• _Work instructions_
Return all the entries exactly, keeping pictures out.

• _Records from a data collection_

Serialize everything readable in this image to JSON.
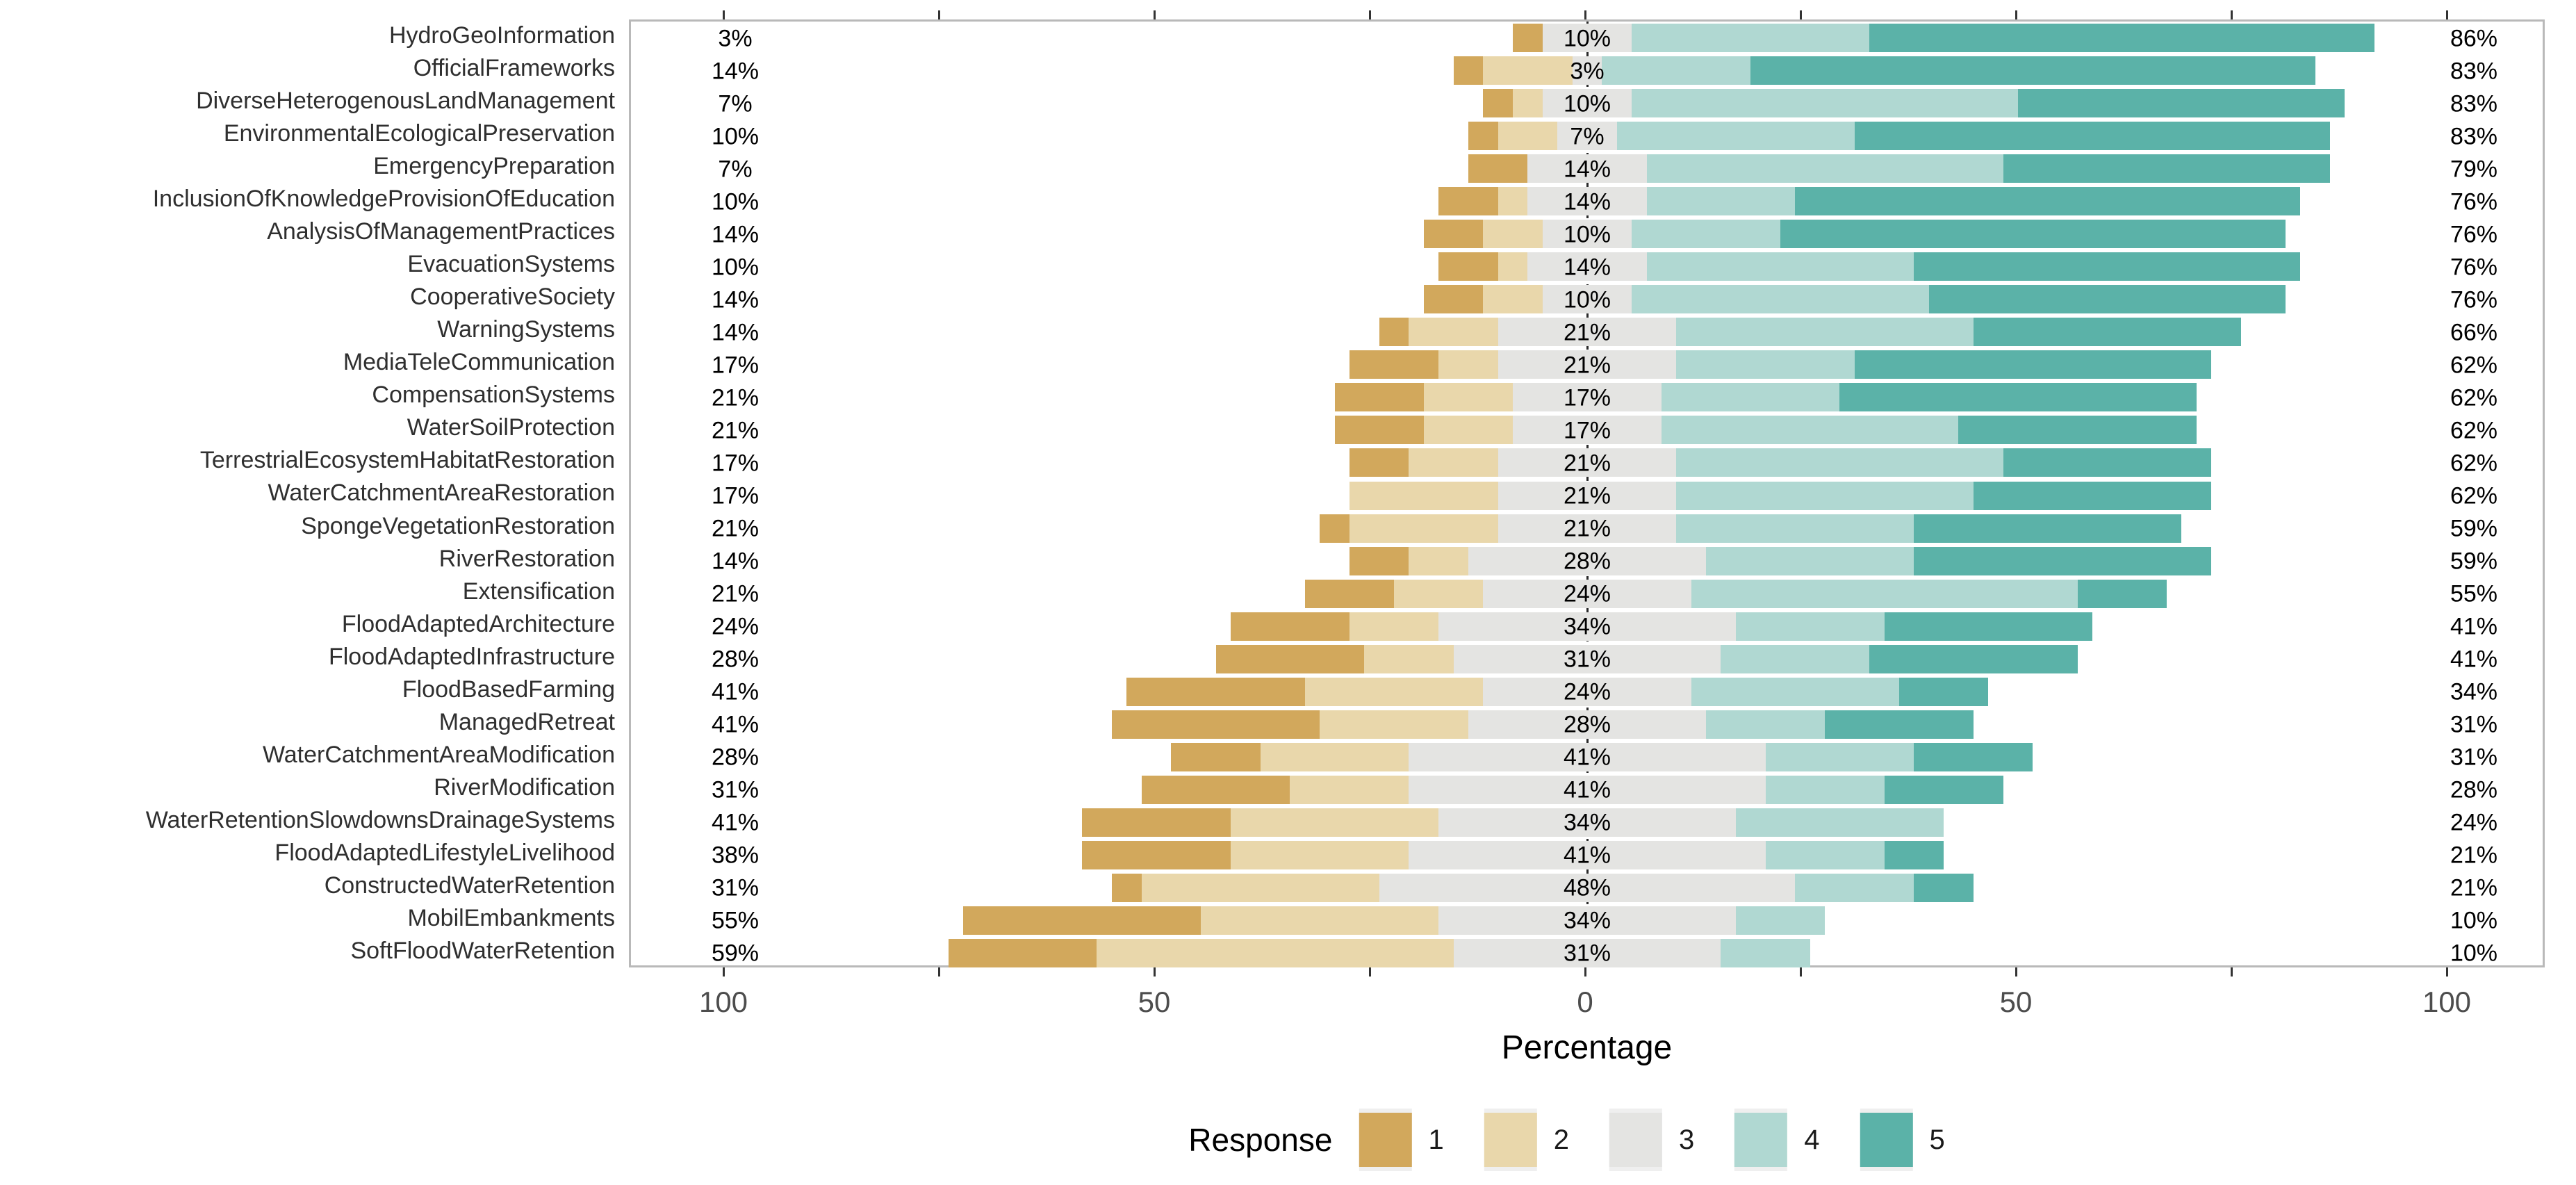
{
  "chart_data": {
    "type": "bar",
    "variant": "diverging-stacked-likert; neutral category split evenly across zero",
    "title": "",
    "xlabel": "Percentage",
    "x_tick_labels": [
      "100",
      "50",
      "0",
      "50",
      "100"
    ],
    "x_tick_values": [
      -100,
      -50,
      0,
      50,
      100
    ],
    "minor_tick_step": 25,
    "xlim": [
      -111,
      111
    ],
    "grid": "off",
    "n_respondents": 29,
    "legend": {
      "title": "Response",
      "position": "bottom-center",
      "entries": [
        {
          "label": "1",
          "color": "#d2a85c"
        },
        {
          "label": "2",
          "color": "#e9d7ab"
        },
        {
          "label": "3",
          "color": "#e4e4e2"
        },
        {
          "label": "4",
          "color": "#b0d8d2"
        },
        {
          "label": "5",
          "color": "#5bb2a8"
        }
      ]
    },
    "rows": [
      {
        "category": "HydroGeoInformation",
        "counts": [
          1,
          0,
          3,
          8,
          17
        ],
        "label_low": "3%",
        "label_mid": "10%",
        "label_high": "86%"
      },
      {
        "category": "OfficialFrameworks",
        "counts": [
          1,
          3,
          1,
          5,
          19
        ],
        "label_low": "14%",
        "label_mid": "3%",
        "label_high": "83%"
      },
      {
        "category": "DiverseHeterogenousLandManagement",
        "counts": [
          1,
          1,
          3,
          13,
          11
        ],
        "label_low": "7%",
        "label_mid": "10%",
        "label_high": "83%"
      },
      {
        "category": "EnvironmentalEcologicalPreservation",
        "counts": [
          1,
          2,
          2,
          8,
          16
        ],
        "label_low": "10%",
        "label_mid": "7%",
        "label_high": "83%"
      },
      {
        "category": "EmergencyPreparation",
        "counts": [
          2,
          0,
          4,
          12,
          11
        ],
        "label_low": "7%",
        "label_mid": "14%",
        "label_high": "79%"
      },
      {
        "category": "InclusionOfKnowledgeProvisionOfEducation",
        "counts": [
          2,
          1,
          4,
          5,
          17
        ],
        "label_low": "10%",
        "label_mid": "14%",
        "label_high": "76%"
      },
      {
        "category": "AnalysisOfManagementPractices",
        "counts": [
          2,
          2,
          3,
          5,
          17
        ],
        "label_low": "14%",
        "label_mid": "10%",
        "label_high": "76%"
      },
      {
        "category": "EvacuationSystems",
        "counts": [
          2,
          1,
          4,
          9,
          13
        ],
        "label_low": "10%",
        "label_mid": "14%",
        "label_high": "76%"
      },
      {
        "category": "CooperativeSociety",
        "counts": [
          2,
          2,
          3,
          10,
          12
        ],
        "label_low": "14%",
        "label_mid": "10%",
        "label_high": "76%"
      },
      {
        "category": "WarningSystems",
        "counts": [
          1,
          3,
          6,
          10,
          9
        ],
        "label_low": "14%",
        "label_mid": "21%",
        "label_high": "66%"
      },
      {
        "category": "MediaTeleCommunication",
        "counts": [
          3,
          2,
          6,
          6,
          12
        ],
        "label_low": "17%",
        "label_mid": "21%",
        "label_high": "62%"
      },
      {
        "category": "CompensationSystems",
        "counts": [
          3,
          3,
          5,
          6,
          12
        ],
        "label_low": "21%",
        "label_mid": "17%",
        "label_high": "62%"
      },
      {
        "category": "WaterSoilProtection",
        "counts": [
          3,
          3,
          5,
          10,
          8
        ],
        "label_low": "21%",
        "label_mid": "17%",
        "label_high": "62%"
      },
      {
        "category": "TerrestrialEcosystemHabitatRestoration",
        "counts": [
          2,
          3,
          6,
          11,
          7
        ],
        "label_low": "17%",
        "label_mid": "21%",
        "label_high": "62%"
      },
      {
        "category": "WaterCatchmentAreaRestoration",
        "counts": [
          0,
          5,
          6,
          10,
          8
        ],
        "label_low": "17%",
        "label_mid": "21%",
        "label_high": "62%"
      },
      {
        "category": "SpongeVegetationRestoration",
        "counts": [
          1,
          5,
          6,
          8,
          9
        ],
        "label_low": "21%",
        "label_mid": "21%",
        "label_high": "59%"
      },
      {
        "category": "RiverRestoration",
        "counts": [
          2,
          2,
          8,
          7,
          10
        ],
        "label_low": "14%",
        "label_mid": "28%",
        "label_high": "59%"
      },
      {
        "category": "Extensification",
        "counts": [
          3,
          3,
          7,
          13,
          3
        ],
        "label_low": "21%",
        "label_mid": "24%",
        "label_high": "55%"
      },
      {
        "category": "FloodAdaptedArchitecture",
        "counts": [
          4,
          3,
          10,
          5,
          7
        ],
        "label_low": "24%",
        "label_mid": "34%",
        "label_high": "41%"
      },
      {
        "category": "FloodAdaptedInfrastructure",
        "counts": [
          5,
          3,
          9,
          5,
          7
        ],
        "label_low": "28%",
        "label_mid": "31%",
        "label_high": "41%"
      },
      {
        "category": "FloodBasedFarming",
        "counts": [
          6,
          6,
          7,
          7,
          3
        ],
        "label_low": "41%",
        "label_mid": "24%",
        "label_high": "34%"
      },
      {
        "category": "ManagedRetreat",
        "counts": [
          7,
          5,
          8,
          4,
          5
        ],
        "label_low": "41%",
        "label_mid": "28%",
        "label_high": "31%"
      },
      {
        "category": "WaterCatchmentAreaModification",
        "counts": [
          3,
          5,
          12,
          5,
          4
        ],
        "label_low": "28%",
        "label_mid": "41%",
        "label_high": "31%"
      },
      {
        "category": "RiverModification",
        "counts": [
          5,
          4,
          12,
          4,
          4
        ],
        "label_low": "31%",
        "label_mid": "41%",
        "label_high": "28%"
      },
      {
        "category": "WaterRetentionSlowdownsDrainageSystems",
        "counts": [
          5,
          7,
          10,
          7,
          0
        ],
        "label_low": "41%",
        "label_mid": "34%",
        "label_high": "24%"
      },
      {
        "category": "FloodAdaptedLifestyleLivelihood",
        "counts": [
          5,
          6,
          12,
          4,
          2
        ],
        "label_low": "38%",
        "label_mid": "41%",
        "label_high": "21%"
      },
      {
        "category": "ConstructedWaterRetention",
        "counts": [
          1,
          8,
          14,
          4,
          2
        ],
        "label_low": "31%",
        "label_mid": "48%",
        "label_high": "21%"
      },
      {
        "category": "MobilEmbankments",
        "counts": [
          8,
          8,
          10,
          3,
          0
        ],
        "label_low": "55%",
        "label_mid": "34%",
        "label_high": "10%"
      },
      {
        "category": "SoftFloodWaterRetention",
        "counts": [
          5,
          12,
          9,
          3,
          0
        ],
        "label_low": "59%",
        "label_mid": "31%",
        "label_high": "10%"
      }
    ]
  }
}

• _Complete answer_
Serialize everything readable in this image to JSON.
{
  "chart_data": {
    "type": "bar",
    "variant": "diverging-stacked-likert; neutral category split evenly across zero",
    "title": "",
    "xlabel": "Percentage",
    "x_tick_labels": [
      "100",
      "50",
      "0",
      "50",
      "100"
    ],
    "x_tick_values": [
      -100,
      -50,
      0,
      50,
      100
    ],
    "minor_tick_step": 25,
    "xlim": [
      -111,
      111
    ],
    "grid": "off",
    "n_respondents": 29,
    "legend": {
      "title": "Response",
      "position": "bottom-center",
      "entries": [
        {
          "label": "1",
          "color": "#d2a85c"
        },
        {
          "label": "2",
          "color": "#e9d7ab"
        },
        {
          "label": "3",
          "color": "#e4e4e2"
        },
        {
          "label": "4",
          "color": "#b0d8d2"
        },
        {
          "label": "5",
          "color": "#5bb2a8"
        }
      ]
    },
    "rows": [
      {
        "category": "HydroGeoInformation",
        "counts": [
          1,
          0,
          3,
          8,
          17
        ],
        "label_low": "3%",
        "label_mid": "10%",
        "label_high": "86%"
      },
      {
        "category": "OfficialFrameworks",
        "counts": [
          1,
          3,
          1,
          5,
          19
        ],
        "label_low": "14%",
        "label_mid": "3%",
        "label_high": "83%"
      },
      {
        "category": "DiverseHeterogenousLandManagement",
        "counts": [
          1,
          1,
          3,
          13,
          11
        ],
        "label_low": "7%",
        "label_mid": "10%",
        "label_high": "83%"
      },
      {
        "category": "EnvironmentalEcologicalPreservation",
        "counts": [
          1,
          2,
          2,
          8,
          16
        ],
        "label_low": "10%",
        "label_mid": "7%",
        "label_high": "83%"
      },
      {
        "category": "EmergencyPreparation",
        "counts": [
          2,
          0,
          4,
          12,
          11
        ],
        "label_low": "7%",
        "label_mid": "14%",
        "label_high": "79%"
      },
      {
        "category": "InclusionOfKnowledgeProvisionOfEducation",
        "counts": [
          2,
          1,
          4,
          5,
          17
        ],
        "label_low": "10%",
        "label_mid": "14%",
        "label_high": "76%"
      },
      {
        "category": "AnalysisOfManagementPractices",
        "counts": [
          2,
          2,
          3,
          5,
          17
        ],
        "label_low": "14%",
        "label_mid": "10%",
        "label_high": "76%"
      },
      {
        "category": "EvacuationSystems",
        "counts": [
          2,
          1,
          4,
          9,
          13
        ],
        "label_low": "10%",
        "label_mid": "14%",
        "label_high": "76%"
      },
      {
        "category": "CooperativeSociety",
        "counts": [
          2,
          2,
          3,
          10,
          12
        ],
        "label_low": "14%",
        "label_mid": "10%",
        "label_high": "76%"
      },
      {
        "category": "WarningSystems",
        "counts": [
          1,
          3,
          6,
          10,
          9
        ],
        "label_low": "14%",
        "label_mid": "21%",
        "label_high": "66%"
      },
      {
        "category": "MediaTeleCommunication",
        "counts": [
          3,
          2,
          6,
          6,
          12
        ],
        "label_low": "17%",
        "label_mid": "21%",
        "label_high": "62%"
      },
      {
        "category": "CompensationSystems",
        "counts": [
          3,
          3,
          5,
          6,
          12
        ],
        "label_low": "21%",
        "label_mid": "17%",
        "label_high": "62%"
      },
      {
        "category": "WaterSoilProtection",
        "counts": [
          3,
          3,
          5,
          10,
          8
        ],
        "label_low": "21%",
        "label_mid": "17%",
        "label_high": "62%"
      },
      {
        "category": "TerrestrialEcosystemHabitatRestoration",
        "counts": [
          2,
          3,
          6,
          11,
          7
        ],
        "label_low": "17%",
        "label_mid": "21%",
        "label_high": "62%"
      },
      {
        "category": "WaterCatchmentAreaRestoration",
        "counts": [
          0,
          5,
          6,
          10,
          8
        ],
        "label_low": "17%",
        "label_mid": "21%",
        "label_high": "62%"
      },
      {
        "category": "SpongeVegetationRestoration",
        "counts": [
          1,
          5,
          6,
          8,
          9
        ],
        "label_low": "21%",
        "label_mid": "21%",
        "label_high": "59%"
      },
      {
        "category": "RiverRestoration",
        "counts": [
          2,
          2,
          8,
          7,
          10
        ],
        "label_low": "14%",
        "label_mid": "28%",
        "label_high": "59%"
      },
      {
        "category": "Extensification",
        "counts": [
          3,
          3,
          7,
          13,
          3
        ],
        "label_low": "21%",
        "label_mid": "24%",
        "label_high": "55%"
      },
      {
        "category": "FloodAdaptedArchitecture",
        "counts": [
          4,
          3,
          10,
          5,
          7
        ],
        "label_low": "24%",
        "label_mid": "34%",
        "label_high": "41%"
      },
      {
        "category": "FloodAdaptedInfrastructure",
        "counts": [
          5,
          3,
          9,
          5,
          7
        ],
        "label_low": "28%",
        "label_mid": "31%",
        "label_high": "41%"
      },
      {
        "category": "FloodBasedFarming",
        "counts": [
          6,
          6,
          7,
          7,
          3
        ],
        "label_low": "41%",
        "label_mid": "24%",
        "label_high": "34%"
      },
      {
        "category": "ManagedRetreat",
        "counts": [
          7,
          5,
          8,
          4,
          5
        ],
        "label_low": "41%",
        "label_mid": "28%",
        "label_high": "31%"
      },
      {
        "category": "WaterCatchmentAreaModification",
        "counts": [
          3,
          5,
          12,
          5,
          4
        ],
        "label_low": "28%",
        "label_mid": "41%",
        "label_high": "31%"
      },
      {
        "category": "RiverModification",
        "counts": [
          5,
          4,
          12,
          4,
          4
        ],
        "label_low": "31%",
        "label_mid": "41%",
        "label_high": "28%"
      },
      {
        "category": "WaterRetentionSlowdownsDrainageSystems",
        "counts": [
          5,
          7,
          10,
          7,
          0
        ],
        "label_low": "41%",
        "label_mid": "34%",
        "label_high": "24%"
      },
      {
        "category": "FloodAdaptedLifestyleLivelihood",
        "counts": [
          5,
          6,
          12,
          4,
          2
        ],
        "label_low": "38%",
        "label_mid": "41%",
        "label_high": "21%"
      },
      {
        "category": "ConstructedWaterRetention",
        "counts": [
          1,
          8,
          14,
          4,
          2
        ],
        "label_low": "31%",
        "label_mid": "48%",
        "label_high": "21%"
      },
      {
        "category": "MobilEmbankments",
        "counts": [
          8,
          8,
          10,
          3,
          0
        ],
        "label_low": "55%",
        "label_mid": "34%",
        "label_high": "10%"
      },
      {
        "category": "SoftFloodWaterRetention",
        "counts": [
          5,
          12,
          9,
          3,
          0
        ],
        "label_low": "59%",
        "label_mid": "31%",
        "label_high": "10%"
      }
    ]
  }
}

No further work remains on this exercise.